**RECORDS FOR PROCESSING:**
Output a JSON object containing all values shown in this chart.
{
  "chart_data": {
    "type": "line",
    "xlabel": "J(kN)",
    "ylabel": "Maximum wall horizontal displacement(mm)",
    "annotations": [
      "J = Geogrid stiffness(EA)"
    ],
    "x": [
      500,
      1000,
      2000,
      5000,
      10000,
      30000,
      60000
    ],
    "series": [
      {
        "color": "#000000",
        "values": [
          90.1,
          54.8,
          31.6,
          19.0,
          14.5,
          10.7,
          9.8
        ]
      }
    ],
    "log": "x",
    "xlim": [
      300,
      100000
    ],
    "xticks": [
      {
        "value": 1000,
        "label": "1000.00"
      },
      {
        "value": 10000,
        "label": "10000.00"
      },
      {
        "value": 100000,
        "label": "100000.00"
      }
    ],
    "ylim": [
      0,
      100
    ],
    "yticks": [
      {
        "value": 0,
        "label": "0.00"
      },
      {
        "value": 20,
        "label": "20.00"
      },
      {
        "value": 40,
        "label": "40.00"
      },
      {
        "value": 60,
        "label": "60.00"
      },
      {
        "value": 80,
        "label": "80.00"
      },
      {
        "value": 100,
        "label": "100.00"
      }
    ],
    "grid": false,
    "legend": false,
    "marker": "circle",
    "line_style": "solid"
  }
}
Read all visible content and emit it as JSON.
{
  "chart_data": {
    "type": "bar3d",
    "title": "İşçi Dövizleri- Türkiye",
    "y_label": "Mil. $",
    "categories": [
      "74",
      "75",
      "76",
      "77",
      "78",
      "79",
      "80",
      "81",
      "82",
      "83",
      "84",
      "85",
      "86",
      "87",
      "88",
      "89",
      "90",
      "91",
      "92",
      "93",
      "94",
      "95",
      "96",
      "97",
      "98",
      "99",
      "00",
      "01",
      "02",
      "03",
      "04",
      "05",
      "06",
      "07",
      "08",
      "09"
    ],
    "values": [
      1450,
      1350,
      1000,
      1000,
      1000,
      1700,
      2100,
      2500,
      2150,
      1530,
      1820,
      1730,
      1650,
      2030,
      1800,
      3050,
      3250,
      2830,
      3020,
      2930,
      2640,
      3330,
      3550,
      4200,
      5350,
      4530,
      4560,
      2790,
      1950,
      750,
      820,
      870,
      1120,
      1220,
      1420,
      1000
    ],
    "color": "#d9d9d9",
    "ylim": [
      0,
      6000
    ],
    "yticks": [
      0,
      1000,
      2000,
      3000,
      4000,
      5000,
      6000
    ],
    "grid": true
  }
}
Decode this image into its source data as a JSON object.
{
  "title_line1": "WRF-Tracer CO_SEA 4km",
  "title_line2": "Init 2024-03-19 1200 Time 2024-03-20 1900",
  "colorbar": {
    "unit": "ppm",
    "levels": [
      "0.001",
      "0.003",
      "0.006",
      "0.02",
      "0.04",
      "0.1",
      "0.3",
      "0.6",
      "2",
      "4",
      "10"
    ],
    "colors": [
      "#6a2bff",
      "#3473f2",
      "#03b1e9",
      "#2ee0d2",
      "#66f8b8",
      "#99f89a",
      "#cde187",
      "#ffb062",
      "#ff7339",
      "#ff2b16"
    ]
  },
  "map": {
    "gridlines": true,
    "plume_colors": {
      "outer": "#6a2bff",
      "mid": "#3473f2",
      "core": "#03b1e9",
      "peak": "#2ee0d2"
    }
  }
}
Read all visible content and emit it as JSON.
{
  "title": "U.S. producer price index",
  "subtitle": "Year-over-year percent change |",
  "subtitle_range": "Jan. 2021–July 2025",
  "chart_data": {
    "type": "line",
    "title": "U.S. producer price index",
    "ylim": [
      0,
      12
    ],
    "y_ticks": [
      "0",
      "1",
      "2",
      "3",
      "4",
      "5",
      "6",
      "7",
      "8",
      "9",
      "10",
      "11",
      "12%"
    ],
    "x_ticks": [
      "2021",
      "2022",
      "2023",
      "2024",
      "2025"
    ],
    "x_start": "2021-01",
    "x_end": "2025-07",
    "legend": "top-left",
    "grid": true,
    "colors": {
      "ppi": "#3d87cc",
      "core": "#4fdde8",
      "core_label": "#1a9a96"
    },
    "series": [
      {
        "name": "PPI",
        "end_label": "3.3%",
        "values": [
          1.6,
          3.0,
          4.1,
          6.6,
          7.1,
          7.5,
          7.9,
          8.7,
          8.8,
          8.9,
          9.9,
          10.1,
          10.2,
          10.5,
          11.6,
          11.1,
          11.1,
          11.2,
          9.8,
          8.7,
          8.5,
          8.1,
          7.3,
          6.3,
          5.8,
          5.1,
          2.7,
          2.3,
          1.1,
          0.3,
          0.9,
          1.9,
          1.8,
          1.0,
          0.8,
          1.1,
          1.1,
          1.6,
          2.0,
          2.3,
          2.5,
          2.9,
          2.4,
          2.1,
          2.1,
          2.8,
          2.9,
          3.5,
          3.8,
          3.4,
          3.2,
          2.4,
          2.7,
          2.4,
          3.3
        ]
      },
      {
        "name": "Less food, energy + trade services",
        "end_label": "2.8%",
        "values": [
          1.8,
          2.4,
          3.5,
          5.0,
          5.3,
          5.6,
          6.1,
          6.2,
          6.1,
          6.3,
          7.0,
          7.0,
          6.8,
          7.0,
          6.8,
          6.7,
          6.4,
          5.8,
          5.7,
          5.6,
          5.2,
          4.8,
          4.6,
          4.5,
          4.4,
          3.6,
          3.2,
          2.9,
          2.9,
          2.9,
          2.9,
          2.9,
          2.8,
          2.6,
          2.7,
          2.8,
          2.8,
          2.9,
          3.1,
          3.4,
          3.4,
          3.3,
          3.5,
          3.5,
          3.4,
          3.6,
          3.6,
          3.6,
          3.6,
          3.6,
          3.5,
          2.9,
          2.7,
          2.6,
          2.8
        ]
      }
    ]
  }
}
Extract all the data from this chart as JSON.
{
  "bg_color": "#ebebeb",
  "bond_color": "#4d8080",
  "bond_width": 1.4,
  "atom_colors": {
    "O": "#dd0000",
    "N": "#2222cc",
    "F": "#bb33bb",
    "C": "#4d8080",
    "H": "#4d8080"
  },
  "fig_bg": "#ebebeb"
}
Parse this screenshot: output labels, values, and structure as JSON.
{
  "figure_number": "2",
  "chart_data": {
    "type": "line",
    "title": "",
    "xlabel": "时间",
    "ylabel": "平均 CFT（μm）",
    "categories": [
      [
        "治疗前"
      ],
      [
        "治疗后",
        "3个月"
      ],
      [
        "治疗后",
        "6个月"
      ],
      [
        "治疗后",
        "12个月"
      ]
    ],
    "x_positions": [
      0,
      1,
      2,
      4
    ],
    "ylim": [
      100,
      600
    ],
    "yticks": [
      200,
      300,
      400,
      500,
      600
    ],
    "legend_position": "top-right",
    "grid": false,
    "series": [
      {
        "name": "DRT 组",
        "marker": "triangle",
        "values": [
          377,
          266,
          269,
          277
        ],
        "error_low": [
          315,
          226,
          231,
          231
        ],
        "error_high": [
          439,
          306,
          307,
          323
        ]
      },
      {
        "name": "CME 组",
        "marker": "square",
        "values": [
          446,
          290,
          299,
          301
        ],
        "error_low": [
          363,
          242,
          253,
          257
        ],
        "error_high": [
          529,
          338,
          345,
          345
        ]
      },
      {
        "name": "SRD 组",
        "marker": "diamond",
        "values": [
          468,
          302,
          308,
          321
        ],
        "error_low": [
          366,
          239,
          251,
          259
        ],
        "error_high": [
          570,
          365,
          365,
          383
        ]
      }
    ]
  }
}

**REQUIREMENTS:** Quote exactly and only the lines from the one holding "Parse this screenshot: output" through the end of the data.

**SOLUTION TO THIS TASK:**
Parse this screenshot: output labels, values, and structure as JSON.
{
  "figure_number": "2",
  "chart_data": {
    "type": "line",
    "title": "",
    "xlabel": "时间",
    "ylabel": "平均 CFT（μm）",
    "categories": [
      [
        "治疗前"
      ],
      [
        "治疗后",
        "3个月"
      ],
      [
        "治疗后",
        "6个月"
      ],
      [
        "治疗后",
        "12个月"
      ]
    ],
    "x_positions": [
      0,
      1,
      2,
      4
    ],
    "ylim": [
      100,
      600
    ],
    "yticks": [
      200,
      300,
      400,
      500,
      600
    ],
    "legend_position": "top-right",
    "grid": false,
    "series": [
      {
        "name": "DRT 组",
        "marker": "triangle",
        "values": [
          377,
          266,
          269,
          277
        ],
        "error_low": [
          315,
          226,
          231,
          231
        ],
        "error_high": [
          439,
          306,
          307,
          323
        ]
      },
      {
        "name": "CME 组",
        "marker": "square",
        "values": [
          446,
          290,
          299,
          301
        ],
        "error_low": [
          363,
          242,
          253,
          257
        ],
        "error_high": [
          529,
          338,
          345,
          345
        ]
      },
      {
        "name": "SRD 组",
        "marker": "diamond",
        "values": [
          468,
          302,
          308,
          321
        ],
        "error_low": [
          366,
          239,
          251,
          259
        ],
        "error_high": [
          570,
          365,
          365,
          383
        ]
      }
    ]
  }
}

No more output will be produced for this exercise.